Set task: Below are some records; return each one exactly.

Data excerpts:
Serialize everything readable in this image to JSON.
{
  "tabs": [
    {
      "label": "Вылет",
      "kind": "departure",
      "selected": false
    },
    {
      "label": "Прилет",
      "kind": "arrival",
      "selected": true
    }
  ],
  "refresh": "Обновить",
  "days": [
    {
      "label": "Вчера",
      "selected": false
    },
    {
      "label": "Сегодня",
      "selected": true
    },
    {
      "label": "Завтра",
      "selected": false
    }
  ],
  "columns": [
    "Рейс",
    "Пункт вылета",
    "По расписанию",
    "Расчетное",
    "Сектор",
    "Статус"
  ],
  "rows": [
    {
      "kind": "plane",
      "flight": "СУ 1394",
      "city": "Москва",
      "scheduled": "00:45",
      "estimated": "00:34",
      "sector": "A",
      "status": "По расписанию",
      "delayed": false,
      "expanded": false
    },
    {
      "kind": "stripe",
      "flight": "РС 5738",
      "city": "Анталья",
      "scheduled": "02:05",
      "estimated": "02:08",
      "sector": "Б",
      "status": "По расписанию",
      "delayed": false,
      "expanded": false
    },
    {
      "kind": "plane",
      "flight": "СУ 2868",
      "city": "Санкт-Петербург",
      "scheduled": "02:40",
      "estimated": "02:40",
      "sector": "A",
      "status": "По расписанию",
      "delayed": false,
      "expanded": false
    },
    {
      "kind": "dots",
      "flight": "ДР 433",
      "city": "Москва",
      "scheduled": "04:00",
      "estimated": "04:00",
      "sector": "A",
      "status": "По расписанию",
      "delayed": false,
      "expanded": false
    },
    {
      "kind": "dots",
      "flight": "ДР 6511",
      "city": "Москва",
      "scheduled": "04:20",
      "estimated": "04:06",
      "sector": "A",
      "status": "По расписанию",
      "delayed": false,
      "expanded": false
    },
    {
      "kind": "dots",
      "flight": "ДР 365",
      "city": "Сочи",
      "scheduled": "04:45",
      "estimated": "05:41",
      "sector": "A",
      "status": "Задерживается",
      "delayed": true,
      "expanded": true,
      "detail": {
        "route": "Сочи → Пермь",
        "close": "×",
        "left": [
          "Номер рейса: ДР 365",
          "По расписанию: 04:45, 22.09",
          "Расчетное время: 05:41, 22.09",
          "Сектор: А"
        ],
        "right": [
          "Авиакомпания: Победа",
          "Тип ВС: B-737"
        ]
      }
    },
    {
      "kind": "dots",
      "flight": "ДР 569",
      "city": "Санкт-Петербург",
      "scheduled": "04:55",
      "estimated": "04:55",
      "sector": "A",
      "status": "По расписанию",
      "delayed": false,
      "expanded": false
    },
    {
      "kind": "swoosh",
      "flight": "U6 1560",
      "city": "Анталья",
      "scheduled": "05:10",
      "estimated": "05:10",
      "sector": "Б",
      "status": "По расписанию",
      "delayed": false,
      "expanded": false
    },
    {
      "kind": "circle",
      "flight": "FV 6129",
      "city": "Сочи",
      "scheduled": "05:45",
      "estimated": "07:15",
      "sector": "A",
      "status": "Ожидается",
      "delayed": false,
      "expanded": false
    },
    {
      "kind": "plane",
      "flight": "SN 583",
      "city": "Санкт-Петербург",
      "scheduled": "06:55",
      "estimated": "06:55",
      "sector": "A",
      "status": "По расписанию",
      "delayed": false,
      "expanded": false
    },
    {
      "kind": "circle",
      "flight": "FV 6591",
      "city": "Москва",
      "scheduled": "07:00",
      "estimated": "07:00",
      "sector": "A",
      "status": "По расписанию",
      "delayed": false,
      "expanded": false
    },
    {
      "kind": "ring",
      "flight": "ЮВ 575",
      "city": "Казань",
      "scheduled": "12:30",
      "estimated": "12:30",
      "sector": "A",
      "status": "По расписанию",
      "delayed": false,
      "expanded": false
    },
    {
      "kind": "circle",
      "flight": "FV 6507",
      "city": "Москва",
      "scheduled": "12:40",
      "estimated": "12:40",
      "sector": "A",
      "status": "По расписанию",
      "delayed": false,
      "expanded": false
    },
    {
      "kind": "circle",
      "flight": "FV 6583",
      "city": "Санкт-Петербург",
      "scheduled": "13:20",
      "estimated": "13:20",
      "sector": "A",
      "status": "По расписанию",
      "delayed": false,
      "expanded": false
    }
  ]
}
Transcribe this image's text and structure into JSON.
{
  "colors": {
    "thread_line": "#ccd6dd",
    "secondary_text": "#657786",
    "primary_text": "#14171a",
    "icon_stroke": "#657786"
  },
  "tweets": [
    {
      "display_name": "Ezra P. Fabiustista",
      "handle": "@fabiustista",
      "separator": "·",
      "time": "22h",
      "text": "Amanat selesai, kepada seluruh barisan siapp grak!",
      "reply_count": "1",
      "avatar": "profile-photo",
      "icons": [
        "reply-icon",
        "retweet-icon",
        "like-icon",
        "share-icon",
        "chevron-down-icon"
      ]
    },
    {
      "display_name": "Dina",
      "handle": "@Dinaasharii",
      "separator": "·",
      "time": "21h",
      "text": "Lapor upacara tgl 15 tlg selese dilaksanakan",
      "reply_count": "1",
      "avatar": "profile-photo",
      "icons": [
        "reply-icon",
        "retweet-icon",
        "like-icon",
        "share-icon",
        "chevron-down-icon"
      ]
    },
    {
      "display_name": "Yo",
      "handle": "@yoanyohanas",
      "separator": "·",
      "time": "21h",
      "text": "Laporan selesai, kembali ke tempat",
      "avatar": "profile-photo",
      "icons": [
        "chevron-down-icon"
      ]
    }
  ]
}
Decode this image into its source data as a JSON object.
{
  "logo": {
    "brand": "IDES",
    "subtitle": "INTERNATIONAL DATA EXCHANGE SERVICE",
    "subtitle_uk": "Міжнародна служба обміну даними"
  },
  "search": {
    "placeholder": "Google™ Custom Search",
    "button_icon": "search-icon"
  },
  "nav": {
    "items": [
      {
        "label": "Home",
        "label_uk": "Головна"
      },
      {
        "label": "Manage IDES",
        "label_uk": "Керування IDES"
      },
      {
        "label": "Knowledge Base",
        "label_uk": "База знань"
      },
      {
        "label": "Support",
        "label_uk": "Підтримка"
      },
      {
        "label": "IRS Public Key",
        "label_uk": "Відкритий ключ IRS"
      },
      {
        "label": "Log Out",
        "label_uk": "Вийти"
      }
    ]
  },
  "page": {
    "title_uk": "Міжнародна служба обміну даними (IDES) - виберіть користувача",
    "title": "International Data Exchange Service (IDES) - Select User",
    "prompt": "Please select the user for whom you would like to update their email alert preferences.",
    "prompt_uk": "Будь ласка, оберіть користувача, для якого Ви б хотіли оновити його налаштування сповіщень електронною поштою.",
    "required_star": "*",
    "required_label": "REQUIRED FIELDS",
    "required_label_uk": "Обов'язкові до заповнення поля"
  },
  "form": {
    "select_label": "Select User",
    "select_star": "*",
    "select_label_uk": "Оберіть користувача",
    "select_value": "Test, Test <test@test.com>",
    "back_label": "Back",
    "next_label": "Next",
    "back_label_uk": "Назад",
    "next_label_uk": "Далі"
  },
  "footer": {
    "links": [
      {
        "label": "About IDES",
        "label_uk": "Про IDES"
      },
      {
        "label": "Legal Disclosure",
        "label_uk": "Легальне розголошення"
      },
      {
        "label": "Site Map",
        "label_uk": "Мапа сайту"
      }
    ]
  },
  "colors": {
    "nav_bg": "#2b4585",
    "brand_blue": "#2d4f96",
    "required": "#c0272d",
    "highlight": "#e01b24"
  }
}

Worked answer:
Serialize everything readable in this image to JSON.
{
  "tabs": [
    {
      "label": "Вылет",
      "kind": "departure",
      "selected": false
    },
    {
      "label": "Прилет",
      "kind": "arrival",
      "selected": true
    }
  ],
  "refresh": "Обновить",
  "days": [
    {
      "label": "Вчера",
      "selected": false
    },
    {
      "label": "Сегодня",
      "selected": true
    },
    {
      "label": "Завтра",
      "selected": false
    }
  ],
  "columns": [
    "Рейс",
    "Пункт вылета",
    "По расписанию",
    "Расчетное",
    "Сектор",
    "Статус"
  ],
  "rows": [
    {
      "kind": "plane",
      "flight": "СУ 1394",
      "city": "Москва",
      "scheduled": "00:45",
      "estimated": "00:34",
      "sector": "A",
      "status": "По расписанию",
      "delayed": false,
      "expanded": false
    },
    {
      "kind": "stripe",
      "flight": "РС 5738",
      "city": "Анталья",
      "scheduled": "02:05",
      "estimated": "02:08",
      "sector": "Б",
      "status": "По расписанию",
      "delayed": false,
      "expanded": false
    },
    {
      "kind": "plane",
      "flight": "СУ 2868",
      "city": "Санкт-Петербург",
      "scheduled": "02:40",
      "estimated": "02:40",
      "sector": "A",
      "status": "По расписанию",
      "delayed": false,
      "expanded": false
    },
    {
      "kind": "dots",
      "flight": "ДР 433",
      "city": "Москва",
      "scheduled": "04:00",
      "estimated": "04:00",
      "sector": "A",
      "status": "По расписанию",
      "delayed": false,
      "expanded": false
    },
    {
      "kind": "dots",
      "flight": "ДР 6511",
      "city": "Москва",
      "scheduled": "04:20",
      "estimated": "04:06",
      "sector": "A",
      "status": "По расписанию",
      "delayed": false,
      "expanded": false
    },
    {
      "kind": "dots",
      "flight": "ДР 365",
      "city": "Сочи",
      "scheduled": "04:45",
      "estimated": "05:41",
      "sector": "A",
      "status": "Задерживается",
      "delayed": true,
      "expanded": true,
      "detail": {
        "route": "Сочи → Пермь",
        "close": "×",
        "left": [
          "Номер рейса: ДР 365",
          "По расписанию: 04:45, 22.09",
          "Расчетное время: 05:41, 22.09",
          "Сектор: А"
        ],
        "right": [
          "Авиакомпания: Победа",
          "Тип ВС: B-737"
        ]
      }
    },
    {
      "kind": "dots",
      "flight": "ДР 569",
      "city": "Санкт-Петербург",
      "scheduled": "04:55",
      "estimated": "04:55",
      "sector": "A",
      "status": "По расписанию",
      "delayed": false,
      "expanded": false
    },
    {
      "kind": "swoosh",
      "flight": "U6 1560",
      "city": "Анталья",
      "scheduled": "05:10",
      "estimated": "05:10",
      "sector": "Б",
      "status": "По расписанию",
      "delayed": false,
      "expanded": false
    },
    {
      "kind": "circle",
      "flight": "FV 6129",
      "city": "Сочи",
      "scheduled": "05:45",
      "estimated": "07:15",
      "sector": "A",
      "status": "Ожидается",
      "delayed": false,
      "expanded": false
    },
    {
      "kind": "plane",
      "flight": "SN 583",
      "city": "Санкт-Петербург",
      "scheduled": "06:55",
      "estimated": "06:55",
      "sector": "A",
      "status": "По расписанию",
      "delayed": false,
      "expanded": false
    },
    {
      "kind": "circle",
      "flight": "FV 6591",
      "city": "Москва",
      "scheduled": "07:00",
      "estimated": "07:00",
      "sector": "A",
      "status": "По расписанию",
      "delayed": false,
      "expanded": false
    },
    {
      "kind": "ring",
      "flight": "ЮВ 575",
      "city": "Казань",
      "scheduled": "12:30",
      "estimated": "12:30",
      "sector": "A",
      "status": "По расписанию",
      "delayed": false,
      "expanded": false
    },
    {
      "kind": "circle",
      "flight": "FV 6507",
      "city": "Москва",
      "scheduled": "12:40",
      "estimated": "12:40",
      "sector": "A",
      "status": "По расписанию",
      "delayed": false,
      "expanded": false
    },
    {
      "kind": "circle",
      "flight": "FV 6583",
      "city": "Санкт-Петербург",
      "scheduled": "13:20",
      "estimated": "13:20",
      "sector": "A",
      "status": "По расписанию",
      "delayed": false,
      "expanded": false
    }
  ]
}
Transcribe this image's text and structure into JSON.
{
  "colors": {
    "thread_line": "#ccd6dd",
    "secondary_text": "#657786",
    "primary_text": "#14171a",
    "icon_stroke": "#657786"
  },
  "tweets": [
    {
      "display_name": "Ezra P. Fabiustista",
      "handle": "@fabiustista",
      "separator": "·",
      "time": "22h",
      "text": "Amanat selesai, kepada seluruh barisan siapp grak!",
      "reply_count": "1",
      "avatar": "profile-photo",
      "icons": [
        "reply-icon",
        "retweet-icon",
        "like-icon",
        "share-icon",
        "chevron-down-icon"
      ]
    },
    {
      "display_name": "Dina",
      "handle": "@Dinaasharii",
      "separator": "·",
      "time": "21h",
      "text": "Lapor upacara tgl 15 tlg selese dilaksanakan",
      "reply_count": "1",
      "avatar": "profile-photo",
      "icons": [
        "reply-icon",
        "retweet-icon",
        "like-icon",
        "share-icon",
        "chevron-down-icon"
      ]
    },
    {
      "display_name": "Yo",
      "handle": "@yoanyohanas",
      "separator": "·",
      "time": "21h",
      "text": "Laporan selesai, kembali ke tempat",
      "avatar": "profile-photo",
      "icons": [
        "chevron-down-icon"
      ]
    }
  ]
}
Decode this image into its source data as a JSON object.
{
  "logo": {
    "brand": "IDES",
    "subtitle": "INTERNATIONAL DATA EXCHANGE SERVICE",
    "subtitle_uk": "Міжнародна служба обміну даними"
  },
  "search": {
    "placeholder": "Google™ Custom Search",
    "button_icon": "search-icon"
  },
  "nav": {
    "items": [
      {
        "label": "Home",
        "label_uk": "Головна"
      },
      {
        "label": "Manage IDES",
        "label_uk": "Керування IDES"
      },
      {
        "label": "Knowledge Base",
        "label_uk": "База знань"
      },
      {
        "label": "Support",
        "label_uk": "Підтримка"
      },
      {
        "label": "IRS Public Key",
        "label_uk": "Відкритий ключ IRS"
      },
      {
        "label": "Log Out",
        "label_uk": "Вийти"
      }
    ]
  },
  "page": {
    "title_uk": "Міжнародна служба обміну даними (IDES) - виберіть користувача",
    "title": "International Data Exchange Service (IDES) - Select User",
    "prompt": "Please select the user for whom you would like to update their email alert preferences.",
    "prompt_uk": "Будь ласка, оберіть користувача, для якого Ви б хотіли оновити його налаштування сповіщень електронною поштою.",
    "required_star": "*",
    "required_label": "REQUIRED FIELDS",
    "required_label_uk": "Обов'язкові до заповнення поля"
  },
  "form": {
    "select_label": "Select User",
    "select_star": "*",
    "select_label_uk": "Оберіть користувача",
    "select_value": "Test, Test <test@test.com>",
    "back_label": "Back",
    "next_label": "Next",
    "back_label_uk": "Назад",
    "next_label_uk": "Далі"
  },
  "footer": {
    "links": [
      {
        "label": "About IDES",
        "label_uk": "Про IDES"
      },
      {
        "label": "Legal Disclosure",
        "label_uk": "Легальне розголошення"
      },
      {
        "label": "Site Map",
        "label_uk": "Мапа сайту"
      }
    ]
  },
  "colors": {
    "nav_bg": "#2b4585",
    "brand_blue": "#2d4f96",
    "required": "#c0272d",
    "highlight": "#e01b24"
  }
}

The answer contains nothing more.